→ **Requirement**
Using the listing below, please gather every line containing the word "once".

Source records
════════════════════

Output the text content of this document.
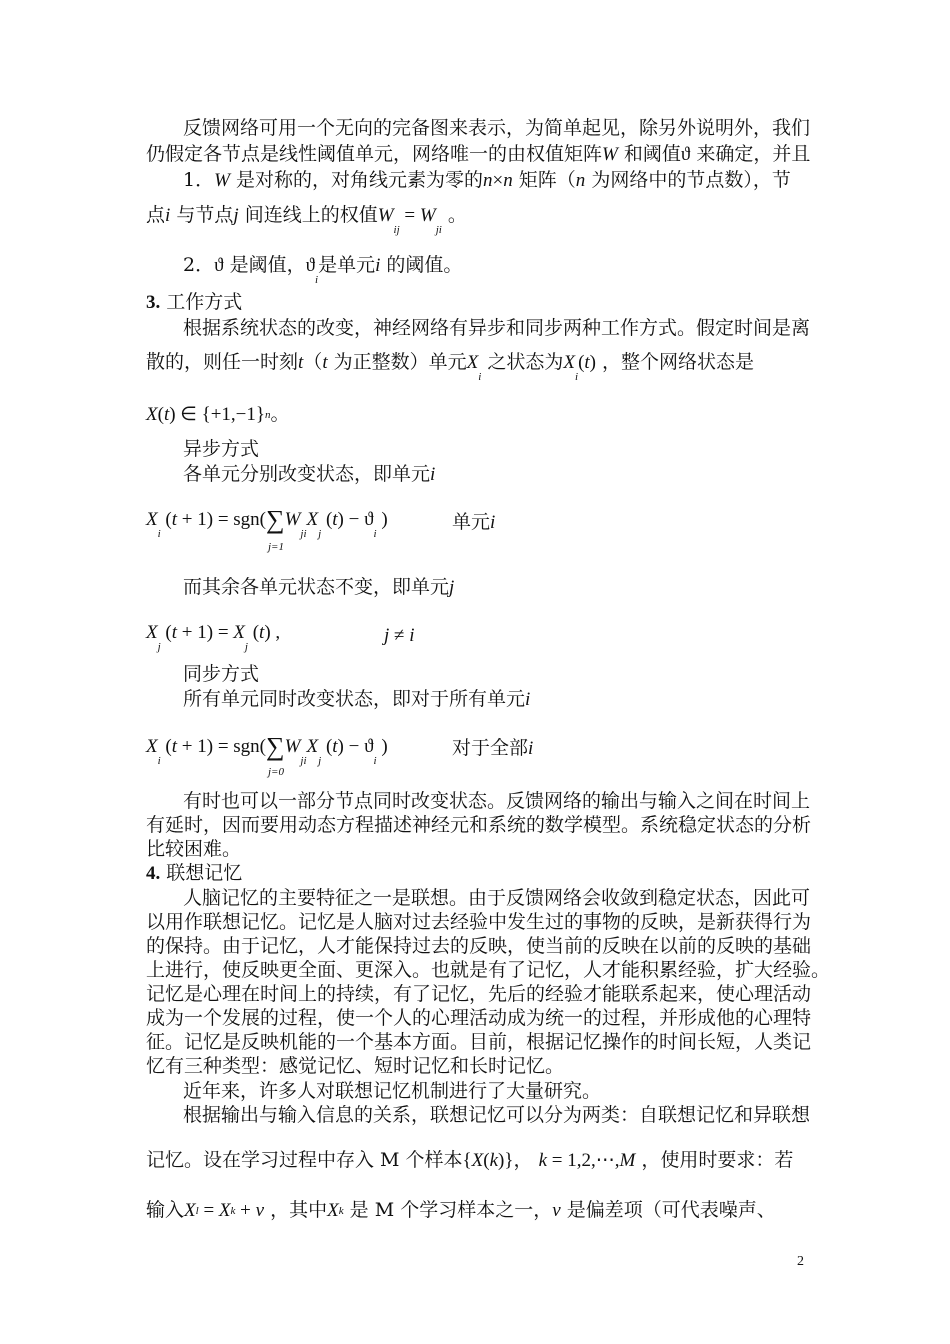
反馈网络可用一个无向的完备图来表示，为简单起见，除另外说明外，我们
仍假定各节点是线性阈值单元，网络唯一的由权值矩阵W 和阈值ϑ 来确定，并且
1．W 是对称的，对角线元素为零的n×n 矩阵（n 为网络中的节点数），节
点i 与节点j 间连线上的权值$W_{ij} = W_{ji}$ 。
2．ϑ 是阈值，$ϑ_i$是单元i 的阈值。
3. 工作方式
根据系统状态的改变，神经网络有异步和同步两种工作方式。假定时间是离
散的，则任一时刻t（t 为正整数）单元$X_i$ 之状态为$X_i(t)$ ，整个网络状态是
X(t) ∈ {+1,−1}n。
异步方式
各单元分别改变状态，即单元i
$X_i$ $(t + 1) = sgn(\sum W_{ji}X_j$ $(t) - ϑ_i$ )
j=1
单元i
而其余各单元状态不变，即单元j
$X_j$ $(t + 1) = X_j$ (t) ,	j ≠ i
同步方式
所有单元同时改变状态，即对于所有单元i
$X_i$ $(t + 1) = sgn(\sum W_{ji}X_j$ $(t) - ϑ_i$ )
j=0
对于全部i
有时也可以一部分节点同时改变状态。反馈网络的输出与输入之间在时间上
有延时，因而要用动态方程描述神经元和系统的数学模型。系统稳定状态的分析
比较困难。
4. 联想记忆
人脑记忆的主要特征之一是联想。由于反馈网络会收敛到稳定状态，因此可
以用作联想记忆。记忆是人脑对过去经验中发生过的事物的反映，是新获得行为
的保持。由于记忆，人才能保持过去的反映，使当前的反映在以前的反映的基础
上进行，使反映更全面、更深入。也就是有了记忆，人才能积累经验，扩大经验。
记忆是心理在时间上的持续，有了记忆，先后的经验才能联系起来，使心理活动
成为一个发展的过程，使一个人的心理活动成为统一的过程，并形成他的心理特
征。记忆是反映机能的一个基本方面。目前，根据记忆操作的时间长短，人类记
忆有三种类型：感觉记忆、短时记忆和长时记忆。
近年来，许多人对联想记忆机制进行了大量研究。
根据输出与输入信息的关系，联想记忆可以分为两类：自联想记忆和异联想
记忆。设在学习过程中存入 M 个样本{X(k)}， k = 1,2,⋯,M ，使用时要求：若
输入Xl = Xk + v ，其中Xk 是 M 个学习样本之一，v 是偏差项（可代表噪声、
2
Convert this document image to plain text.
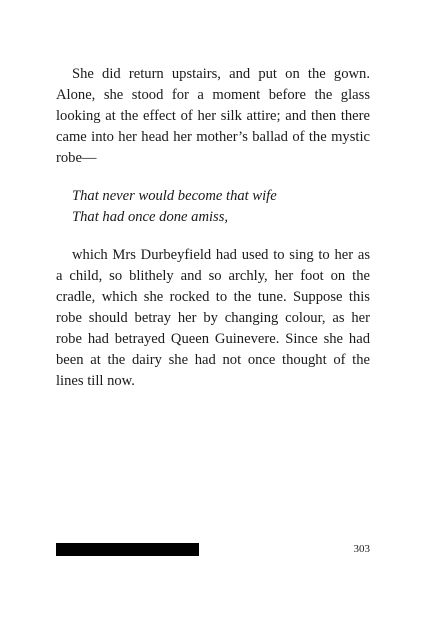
She did return upstairs, and put on the gown. Alone, she stood for a moment before the glass looking at the effect of her silk attire; and then there came into her head her mother’s ballad of the mystic robe—

That never would become that wife
That had once done amiss,

which Mrs Durbeyfield had used to sing to her as a child, so blithely and so archly, her foot on the cradle, which she rocked to the tune. Suppose this robe should betray her by changing colour, as her robe had betrayed Queen Guinevere. Since she had been at the dairy she had not once thought of the lines till now.

303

════════════════════

→ **Correct answer**
That had once done amiss,
which Mrs Durbeyfield had used to sing to her as a child, so blithely and so archly, her foot on the cradle, which she rocked to the tune. Suppose this robe should betray her by changing colour, as her robe had betrayed Queen Guinevere. Since she had been at the dairy she had not once thought of the lines till now.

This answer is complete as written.